Where a line of the listing below includes the word "richting", reproduce that line.

◇ ◇ ◇ ◇

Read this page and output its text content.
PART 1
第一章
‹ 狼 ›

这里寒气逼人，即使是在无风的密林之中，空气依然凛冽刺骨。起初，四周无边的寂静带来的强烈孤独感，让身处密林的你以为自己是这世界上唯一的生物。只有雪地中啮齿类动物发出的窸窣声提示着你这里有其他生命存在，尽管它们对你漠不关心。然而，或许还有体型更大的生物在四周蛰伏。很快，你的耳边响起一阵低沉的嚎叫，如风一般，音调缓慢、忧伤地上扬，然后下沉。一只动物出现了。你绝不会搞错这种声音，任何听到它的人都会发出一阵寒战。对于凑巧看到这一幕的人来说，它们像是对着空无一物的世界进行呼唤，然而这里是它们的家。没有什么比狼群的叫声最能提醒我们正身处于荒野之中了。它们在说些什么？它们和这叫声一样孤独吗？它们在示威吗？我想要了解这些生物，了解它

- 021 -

◇ ◇ ◇ ◇

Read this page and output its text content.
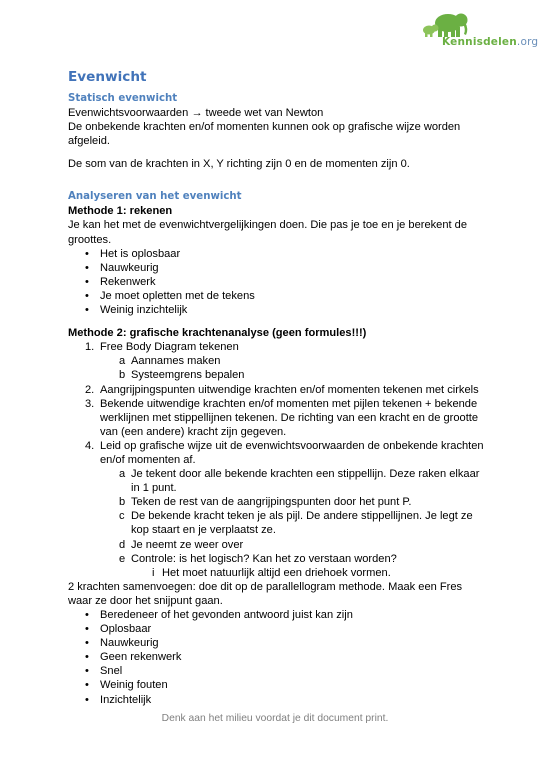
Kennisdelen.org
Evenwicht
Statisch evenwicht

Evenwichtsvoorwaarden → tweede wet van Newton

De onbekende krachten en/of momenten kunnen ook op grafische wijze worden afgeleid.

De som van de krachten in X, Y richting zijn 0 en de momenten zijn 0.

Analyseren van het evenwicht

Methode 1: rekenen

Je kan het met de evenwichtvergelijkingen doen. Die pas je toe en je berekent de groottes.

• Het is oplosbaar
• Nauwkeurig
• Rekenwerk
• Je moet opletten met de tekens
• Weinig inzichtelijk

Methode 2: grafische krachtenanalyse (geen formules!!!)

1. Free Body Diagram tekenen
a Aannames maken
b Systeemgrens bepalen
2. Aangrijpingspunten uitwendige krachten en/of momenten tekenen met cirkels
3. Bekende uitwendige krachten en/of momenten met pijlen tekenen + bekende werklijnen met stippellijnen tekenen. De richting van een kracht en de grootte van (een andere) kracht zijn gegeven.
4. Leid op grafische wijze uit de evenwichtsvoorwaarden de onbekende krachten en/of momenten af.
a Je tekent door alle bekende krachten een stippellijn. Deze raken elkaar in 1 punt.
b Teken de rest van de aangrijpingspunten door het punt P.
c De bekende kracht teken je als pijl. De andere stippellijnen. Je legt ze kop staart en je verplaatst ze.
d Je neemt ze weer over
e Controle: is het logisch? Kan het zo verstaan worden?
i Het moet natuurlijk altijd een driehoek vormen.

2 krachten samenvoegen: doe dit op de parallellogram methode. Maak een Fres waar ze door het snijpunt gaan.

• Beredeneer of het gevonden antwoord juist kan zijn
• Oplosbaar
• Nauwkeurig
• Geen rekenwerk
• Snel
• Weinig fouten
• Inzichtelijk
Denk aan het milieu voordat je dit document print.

◇ ◇ ◇ ◇

**EXERCISE RESPONSE:**
De som van de krachten in X, Y richting zijn 0 en de momenten zijn 0.
3. Bekende uitwendige krachten en/of momenten met pijlen tekenen + bekende werklijnen met stippellijnen tekenen. De richting van een kracht en de grootte van (een andere) kracht zijn gegeven.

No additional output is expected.